* Begin TASK INPUT *

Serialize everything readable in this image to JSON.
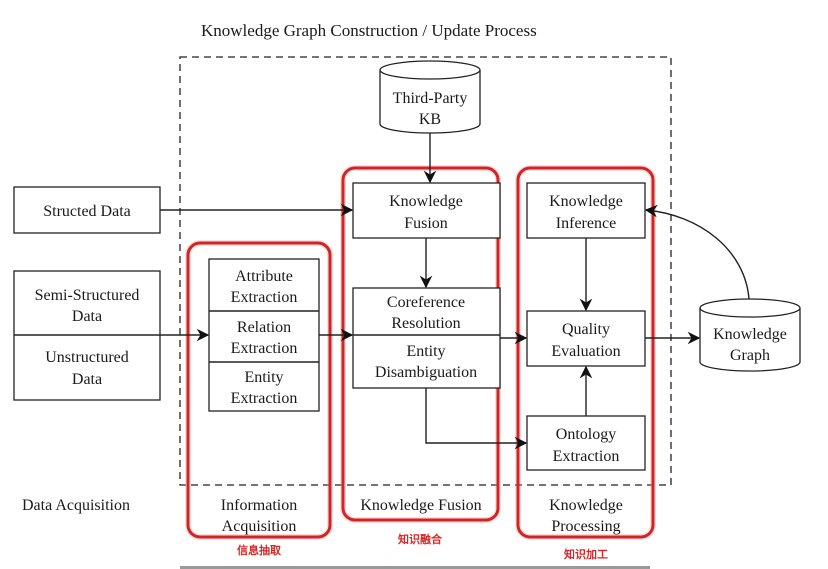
{
  "diagram": {
    "title": "Knowledge Graph Construction / Update Process",
    "colors": {
      "highlight": "#d32424",
      "stroke": "#222222",
      "chinese_label": "#d42a2a"
    },
    "sources": {
      "structured": "Structed Data",
      "semi_structured": [
        "Semi-Structured",
        "Data"
      ],
      "unstructured": [
        "Unstructured",
        "Data"
      ]
    },
    "third_party_kb": [
      "Third-Party",
      "KB"
    ],
    "information_acquisition": {
      "attribute": [
        "Attribute",
        "Extraction"
      ],
      "relation": [
        "Relation",
        "Extraction"
      ],
      "entity": [
        "Entity",
        "Extraction"
      ]
    },
    "knowledge_fusion": {
      "fusion": [
        "Knowledge",
        "Fusion"
      ],
      "coreference": [
        "Coreference",
        "Resolution"
      ],
      "disambiguation": [
        "Entity",
        "Disambiguation"
      ]
    },
    "knowledge_processing": {
      "inference": [
        "Knowledge",
        "Inference"
      ],
      "quality": [
        "Quality",
        "Evaluation"
      ],
      "ontology": [
        "Ontology",
        "Extraction"
      ]
    },
    "knowledge_graph": [
      "Knowledge",
      "Graph"
    ],
    "stage_labels": {
      "data_acquisition": "Data Acquisition",
      "information_acquisition": [
        "Information",
        "Acquisition"
      ],
      "knowledge_fusion": "Knowledge Fusion",
      "knowledge_processing": [
        "Knowledge",
        "Processing"
      ]
    },
    "chinese_labels": {
      "information_extraction": "信息抽取",
      "knowledge_fusion": "知识融合",
      "knowledge_processing": "知识加工"
    }
  }
}
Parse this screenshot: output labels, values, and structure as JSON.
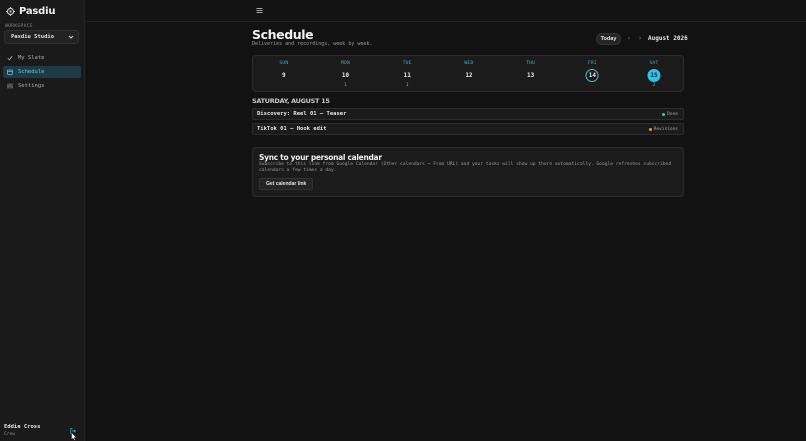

* End TASK INPUT *

Quote all of the entries word for word, omitting any pictures.

§ **RESULT BELOW**
Serialize everything readable in this image to JSON.
{
  "diagram": {
    "title": "Knowledge Graph Construction / Update Process",
    "colors": {
      "highlight": "#d32424",
      "stroke": "#222222",
      "chinese_label": "#d42a2a"
    },
    "sources": {
      "structured": "Structed Data",
      "semi_structured": [
        "Semi-Structured",
        "Data"
      ],
      "unstructured": [
        "Unstructured",
        "Data"
      ]
    },
    "third_party_kb": [
      "Third-Party",
      "KB"
    ],
    "information_acquisition": {
      "attribute": [
        "Attribute",
        "Extraction"
      ],
      "relation": [
        "Relation",
        "Extraction"
      ],
      "entity": [
        "Entity",
        "Extraction"
      ]
    },
    "knowledge_fusion": {
      "fusion": [
        "Knowledge",
        "Fusion"
      ],
      "coreference": [
        "Coreference",
        "Resolution"
      ],
      "disambiguation": [
        "Entity",
        "Disambiguation"
      ]
    },
    "knowledge_processing": {
      "inference": [
        "Knowledge",
        "Inference"
      ],
      "quality": [
        "Quality",
        "Evaluation"
      ],
      "ontology": [
        "Ontology",
        "Extraction"
      ]
    },
    "knowledge_graph": [
      "Knowledge",
      "Graph"
    ],
    "stage_labels": {
      "data_acquisition": "Data Acquisition",
      "information_acquisition": [
        "Information",
        "Acquisition"
      ],
      "knowledge_fusion": "Knowledge Fusion",
      "knowledge_processing": [
        "Knowledge",
        "Processing"
      ]
    },
    "chinese_labels": {
      "information_extraction": "信息抽取",
      "knowledge_fusion": "知识融合",
      "knowledge_processing": "知识加工"
    }
  }
}
Parse this screenshot: output labels, values, and structure as JSON.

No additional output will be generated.